> _Given exercise_:
Please write out the material below exactly as given.

☆ ☆ ☆ ☆

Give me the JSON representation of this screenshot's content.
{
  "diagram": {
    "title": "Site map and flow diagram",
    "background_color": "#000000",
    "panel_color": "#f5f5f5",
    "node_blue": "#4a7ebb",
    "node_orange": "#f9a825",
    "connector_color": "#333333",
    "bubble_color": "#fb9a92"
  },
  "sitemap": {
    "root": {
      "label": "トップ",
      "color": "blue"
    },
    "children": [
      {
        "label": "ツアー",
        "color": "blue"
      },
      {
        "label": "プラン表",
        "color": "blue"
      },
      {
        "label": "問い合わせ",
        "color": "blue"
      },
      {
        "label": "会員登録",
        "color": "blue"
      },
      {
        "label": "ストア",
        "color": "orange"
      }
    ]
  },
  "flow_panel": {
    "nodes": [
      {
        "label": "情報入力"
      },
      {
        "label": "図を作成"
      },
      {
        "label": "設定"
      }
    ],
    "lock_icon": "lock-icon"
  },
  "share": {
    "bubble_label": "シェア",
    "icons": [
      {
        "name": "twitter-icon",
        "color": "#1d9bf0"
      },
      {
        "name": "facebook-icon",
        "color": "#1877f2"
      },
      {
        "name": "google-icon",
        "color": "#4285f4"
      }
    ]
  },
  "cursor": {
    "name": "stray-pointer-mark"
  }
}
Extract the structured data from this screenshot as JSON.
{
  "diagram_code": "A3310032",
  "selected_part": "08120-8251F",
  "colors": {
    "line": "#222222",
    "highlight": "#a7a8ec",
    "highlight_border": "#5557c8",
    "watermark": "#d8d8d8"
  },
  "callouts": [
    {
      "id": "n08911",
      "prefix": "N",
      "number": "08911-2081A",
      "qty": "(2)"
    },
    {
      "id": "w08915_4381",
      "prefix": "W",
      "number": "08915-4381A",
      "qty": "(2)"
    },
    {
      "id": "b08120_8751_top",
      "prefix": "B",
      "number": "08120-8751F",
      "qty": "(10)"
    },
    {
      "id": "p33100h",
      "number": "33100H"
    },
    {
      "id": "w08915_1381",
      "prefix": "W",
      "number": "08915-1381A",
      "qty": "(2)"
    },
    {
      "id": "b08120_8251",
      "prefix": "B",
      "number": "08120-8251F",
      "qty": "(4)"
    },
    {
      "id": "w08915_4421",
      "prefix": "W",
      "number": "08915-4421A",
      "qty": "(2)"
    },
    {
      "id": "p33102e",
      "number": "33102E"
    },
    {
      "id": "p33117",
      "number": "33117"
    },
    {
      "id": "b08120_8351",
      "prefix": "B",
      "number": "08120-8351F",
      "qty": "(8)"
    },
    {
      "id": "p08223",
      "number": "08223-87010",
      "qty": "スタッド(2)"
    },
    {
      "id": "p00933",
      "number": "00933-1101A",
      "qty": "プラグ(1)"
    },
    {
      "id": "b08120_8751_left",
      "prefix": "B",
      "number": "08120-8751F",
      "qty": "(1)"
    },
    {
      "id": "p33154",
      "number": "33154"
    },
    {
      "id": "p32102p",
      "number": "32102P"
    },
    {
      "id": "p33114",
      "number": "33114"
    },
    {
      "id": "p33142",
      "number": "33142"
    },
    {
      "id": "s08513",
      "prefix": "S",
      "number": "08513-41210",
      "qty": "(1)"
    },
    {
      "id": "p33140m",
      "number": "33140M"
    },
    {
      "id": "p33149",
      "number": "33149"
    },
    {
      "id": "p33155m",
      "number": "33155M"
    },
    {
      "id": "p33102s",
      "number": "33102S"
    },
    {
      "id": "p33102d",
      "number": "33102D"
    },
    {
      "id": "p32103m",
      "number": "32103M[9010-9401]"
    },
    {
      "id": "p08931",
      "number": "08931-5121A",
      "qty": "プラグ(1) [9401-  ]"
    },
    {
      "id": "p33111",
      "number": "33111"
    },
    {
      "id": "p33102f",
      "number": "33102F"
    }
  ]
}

☆ ☆ ☆ ☆

> _Correct response_:
Give me the JSON representation of this screenshot's content.
{
  "diagram": {
    "title": "Site map and flow diagram",
    "background_color": "#000000",
    "panel_color": "#f5f5f5",
    "node_blue": "#4a7ebb",
    "node_orange": "#f9a825",
    "connector_color": "#333333",
    "bubble_color": "#fb9a92"
  },
  "sitemap": {
    "root": {
      "label": "トップ",
      "color": "blue"
    },
    "children": [
      {
        "label": "ツアー",
        "color": "blue"
      },
      {
        "label": "プラン表",
        "color": "blue"
      },
      {
        "label": "問い合わせ",
        "color": "blue"
      },
      {
        "label": "会員登録",
        "color": "blue"
      },
      {
        "label": "ストア",
        "color": "orange"
      }
    ]
  },
  "flow_panel": {
    "nodes": [
      {
        "label": "情報入力"
      },
      {
        "label": "図を作成"
      },
      {
        "label": "設定"
      }
    ],
    "lock_icon": "lock-icon"
  },
  "share": {
    "bubble_label": "シェア",
    "icons": [
      {
        "name": "twitter-icon",
        "color": "#1d9bf0"
      },
      {
        "name": "facebook-icon",
        "color": "#1877f2"
      },
      {
        "name": "google-icon",
        "color": "#4285f4"
      }
    ]
  },
  "cursor": {
    "name": "stray-pointer-mark"
  }
}
Extract the structured data from this screenshot as JSON.
{
  "diagram_code": "A3310032",
  "selected_part": "08120-8251F",
  "colors": {
    "line": "#222222",
    "highlight": "#a7a8ec",
    "highlight_border": "#5557c8",
    "watermark": "#d8d8d8"
  },
  "callouts": [
    {
      "id": "n08911",
      "prefix": "N",
      "number": "08911-2081A",
      "qty": "(2)"
    },
    {
      "id": "w08915_4381",
      "prefix": "W",
      "number": "08915-4381A",
      "qty": "(2)"
    },
    {
      "id": "b08120_8751_top",
      "prefix": "B",
      "number": "08120-8751F",
      "qty": "(10)"
    },
    {
      "id": "p33100h",
      "number": "33100H"
    },
    {
      "id": "w08915_1381",
      "prefix": "W",
      "number": "08915-1381A",
      "qty": "(2)"
    },
    {
      "id": "b08120_8251",
      "prefix": "B",
      "number": "08120-8251F",
      "qty": "(4)"
    },
    {
      "id": "w08915_4421",
      "prefix": "W",
      "number": "08915-4421A",
      "qty": "(2)"
    },
    {
      "id": "p33102e",
      "number": "33102E"
    },
    {
      "id": "p33117",
      "number": "33117"
    },
    {
      "id": "b08120_8351",
      "prefix": "B",
      "number": "08120-8351F",
      "qty": "(8)"
    },
    {
      "id": "p08223",
      "number": "08223-87010",
      "qty": "スタッド(2)"
    },
    {
      "id": "p00933",
      "number": "00933-1101A",
      "qty": "プラグ(1)"
    },
    {
      "id": "b08120_8751_left",
      "prefix": "B",
      "number": "08120-8751F",
      "qty": "(1)"
    },
    {
      "id": "p33154",
      "number": "33154"
    },
    {
      "id": "p32102p",
      "number": "32102P"
    },
    {
      "id": "p33114",
      "number": "33114"
    },
    {
      "id": "p33142",
      "number": "33142"
    },
    {
      "id": "s08513",
      "prefix": "S",
      "number": "08513-41210",
      "qty": "(1)"
    },
    {
      "id": "p33140m",
      "number": "33140M"
    },
    {
      "id": "p33149",
      "number": "33149"
    },
    {
      "id": "p33155m",
      "number": "33155M"
    },
    {
      "id": "p33102s",
      "number": "33102S"
    },
    {
      "id": "p33102d",
      "number": "33102D"
    },
    {
      "id": "p32103m",
      "number": "32103M[9010-9401]"
    },
    {
      "id": "p08931",
      "number": "08931-5121A",
      "qty": "プラグ(1) [9401-  ]"
    },
    {
      "id": "p33111",
      "number": "33111"
    },
    {
      "id": "p33102f",
      "number": "33102F"
    }
  ]
}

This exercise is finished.